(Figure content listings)
□ □ □ □ □

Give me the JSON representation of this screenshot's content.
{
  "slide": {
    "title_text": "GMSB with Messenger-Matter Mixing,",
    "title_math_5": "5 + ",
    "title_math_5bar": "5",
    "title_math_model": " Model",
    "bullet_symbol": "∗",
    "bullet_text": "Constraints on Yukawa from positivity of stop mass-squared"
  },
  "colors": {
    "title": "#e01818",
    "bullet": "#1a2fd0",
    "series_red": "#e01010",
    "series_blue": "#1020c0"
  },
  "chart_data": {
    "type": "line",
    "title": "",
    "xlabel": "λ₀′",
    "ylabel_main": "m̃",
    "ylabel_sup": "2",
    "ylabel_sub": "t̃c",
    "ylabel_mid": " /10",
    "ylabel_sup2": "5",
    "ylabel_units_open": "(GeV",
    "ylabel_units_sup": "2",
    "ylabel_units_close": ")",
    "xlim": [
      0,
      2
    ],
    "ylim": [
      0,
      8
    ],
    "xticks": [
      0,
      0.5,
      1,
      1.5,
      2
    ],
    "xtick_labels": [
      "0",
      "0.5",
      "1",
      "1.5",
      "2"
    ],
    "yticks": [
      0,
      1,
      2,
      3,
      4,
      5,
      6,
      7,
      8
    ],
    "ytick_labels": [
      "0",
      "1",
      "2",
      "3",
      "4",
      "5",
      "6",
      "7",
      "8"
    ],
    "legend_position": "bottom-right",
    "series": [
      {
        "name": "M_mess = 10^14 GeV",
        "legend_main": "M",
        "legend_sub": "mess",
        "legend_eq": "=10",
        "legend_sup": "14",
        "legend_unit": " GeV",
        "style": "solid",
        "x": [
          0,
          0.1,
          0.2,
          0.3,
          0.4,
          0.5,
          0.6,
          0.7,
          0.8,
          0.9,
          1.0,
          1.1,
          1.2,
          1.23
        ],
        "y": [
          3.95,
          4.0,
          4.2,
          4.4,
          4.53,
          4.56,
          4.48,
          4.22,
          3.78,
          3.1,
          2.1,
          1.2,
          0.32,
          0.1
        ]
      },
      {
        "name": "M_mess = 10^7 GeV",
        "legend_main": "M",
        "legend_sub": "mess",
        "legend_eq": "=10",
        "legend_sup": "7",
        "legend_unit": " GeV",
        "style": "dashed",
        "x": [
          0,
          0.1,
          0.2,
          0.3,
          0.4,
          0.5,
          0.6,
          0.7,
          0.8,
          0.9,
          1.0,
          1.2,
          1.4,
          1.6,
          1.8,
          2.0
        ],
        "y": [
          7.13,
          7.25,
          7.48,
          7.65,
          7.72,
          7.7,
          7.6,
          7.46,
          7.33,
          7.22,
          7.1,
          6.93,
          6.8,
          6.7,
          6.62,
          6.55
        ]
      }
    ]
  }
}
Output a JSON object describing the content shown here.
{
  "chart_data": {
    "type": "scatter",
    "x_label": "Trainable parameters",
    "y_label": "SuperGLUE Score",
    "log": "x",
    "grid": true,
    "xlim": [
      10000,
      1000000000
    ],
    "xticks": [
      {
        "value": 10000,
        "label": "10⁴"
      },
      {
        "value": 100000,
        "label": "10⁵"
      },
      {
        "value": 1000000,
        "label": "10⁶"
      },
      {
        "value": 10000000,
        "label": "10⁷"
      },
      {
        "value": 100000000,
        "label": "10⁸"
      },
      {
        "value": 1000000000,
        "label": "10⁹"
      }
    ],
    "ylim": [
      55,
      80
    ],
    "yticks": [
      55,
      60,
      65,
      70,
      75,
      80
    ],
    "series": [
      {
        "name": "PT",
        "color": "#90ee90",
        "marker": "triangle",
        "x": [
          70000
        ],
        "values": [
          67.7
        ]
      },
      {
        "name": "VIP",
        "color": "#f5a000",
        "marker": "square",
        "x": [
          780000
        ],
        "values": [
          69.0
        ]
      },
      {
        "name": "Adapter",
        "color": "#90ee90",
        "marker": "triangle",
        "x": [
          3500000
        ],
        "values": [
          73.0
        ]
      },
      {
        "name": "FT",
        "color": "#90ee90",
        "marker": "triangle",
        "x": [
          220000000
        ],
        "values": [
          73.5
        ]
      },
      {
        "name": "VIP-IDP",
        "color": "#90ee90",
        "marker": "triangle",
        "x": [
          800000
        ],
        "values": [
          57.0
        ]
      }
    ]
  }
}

□ □ □ □ □

Extract each entry in full, exactly as given.

**Correct output**
Give me the JSON representation of this screenshot's content.
{
  "slide": {
    "title_text": "GMSB with Messenger-Matter Mixing,",
    "title_math_5": "5 + ",
    "title_math_5bar": "5",
    "title_math_model": " Model",
    "bullet_symbol": "∗",
    "bullet_text": "Constraints on Yukawa from positivity of stop mass-squared"
  },
  "colors": {
    "title": "#e01818",
    "bullet": "#1a2fd0",
    "series_red": "#e01010",
    "series_blue": "#1020c0"
  },
  "chart_data": {
    "type": "line",
    "title": "",
    "xlabel": "λ₀′",
    "ylabel_main": "m̃",
    "ylabel_sup": "2",
    "ylabel_sub": "t̃c",
    "ylabel_mid": " /10",
    "ylabel_sup2": "5",
    "ylabel_units_open": "(GeV",
    "ylabel_units_sup": "2",
    "ylabel_units_close": ")",
    "xlim": [
      0,
      2
    ],
    "ylim": [
      0,
      8
    ],
    "xticks": [
      0,
      0.5,
      1,
      1.5,
      2
    ],
    "xtick_labels": [
      "0",
      "0.5",
      "1",
      "1.5",
      "2"
    ],
    "yticks": [
      0,
      1,
      2,
      3,
      4,
      5,
      6,
      7,
      8
    ],
    "ytick_labels": [
      "0",
      "1",
      "2",
      "3",
      "4",
      "5",
      "6",
      "7",
      "8"
    ],
    "legend_position": "bottom-right",
    "series": [
      {
        "name": "M_mess = 10^14 GeV",
        "legend_main": "M",
        "legend_sub": "mess",
        "legend_eq": "=10",
        "legend_sup": "14",
        "legend_unit": " GeV",
        "style": "solid",
        "x": [
          0,
          0.1,
          0.2,
          0.3,
          0.4,
          0.5,
          0.6,
          0.7,
          0.8,
          0.9,
          1.0,
          1.1,
          1.2,
          1.23
        ],
        "y": [
          3.95,
          4.0,
          4.2,
          4.4,
          4.53,
          4.56,
          4.48,
          4.22,
          3.78,
          3.1,
          2.1,
          1.2,
          0.32,
          0.1
        ]
      },
      {
        "name": "M_mess = 10^7 GeV",
        "legend_main": "M",
        "legend_sub": "mess",
        "legend_eq": "=10",
        "legend_sup": "7",
        "legend_unit": " GeV",
        "style": "dashed",
        "x": [
          0,
          0.1,
          0.2,
          0.3,
          0.4,
          0.5,
          0.6,
          0.7,
          0.8,
          0.9,
          1.0,
          1.2,
          1.4,
          1.6,
          1.8,
          2.0
        ],
        "y": [
          7.13,
          7.25,
          7.48,
          7.65,
          7.72,
          7.7,
          7.6,
          7.46,
          7.33,
          7.22,
          7.1,
          6.93,
          6.8,
          6.7,
          6.62,
          6.55
        ]
      }
    ]
  }
}
Output a JSON object describing the content shown here.
{
  "chart_data": {
    "type": "scatter",
    "x_label": "Trainable parameters",
    "y_label": "SuperGLUE Score",
    "log": "x",
    "grid": true,
    "xlim": [
      10000,
      1000000000
    ],
    "xticks": [
      {
        "value": 10000,
        "label": "10⁴"
      },
      {
        "value": 100000,
        "label": "10⁵"
      },
      {
        "value": 1000000,
        "label": "10⁶"
      },
      {
        "value": 10000000,
        "label": "10⁷"
      },
      {
        "value": 100000000,
        "label": "10⁸"
      },
      {
        "value": 1000000000,
        "label": "10⁹"
      }
    ],
    "ylim": [
      55,
      80
    ],
    "yticks": [
      55,
      60,
      65,
      70,
      75,
      80
    ],
    "series": [
      {
        "name": "PT",
        "color": "#90ee90",
        "marker": "triangle",
        "x": [
          70000
        ],
        "values": [
          67.7
        ]
      },
      {
        "name": "VIP",
        "color": "#f5a000",
        "marker": "square",
        "x": [
          780000
        ],
        "values": [
          69.0
        ]
      },
      {
        "name": "Adapter",
        "color": "#90ee90",
        "marker": "triangle",
        "x": [
          3500000
        ],
        "values": [
          73.0
        ]
      },
      {
        "name": "FT",
        "color": "#90ee90",
        "marker": "triangle",
        "x": [
          220000000
        ],
        "values": [
          73.5
        ]
      },
      {
        "name": "VIP-IDP",
        "color": "#90ee90",
        "marker": "triangle",
        "x": [
          800000
        ],
        "values": [
          57.0
        ]
      }
    ]
  }
}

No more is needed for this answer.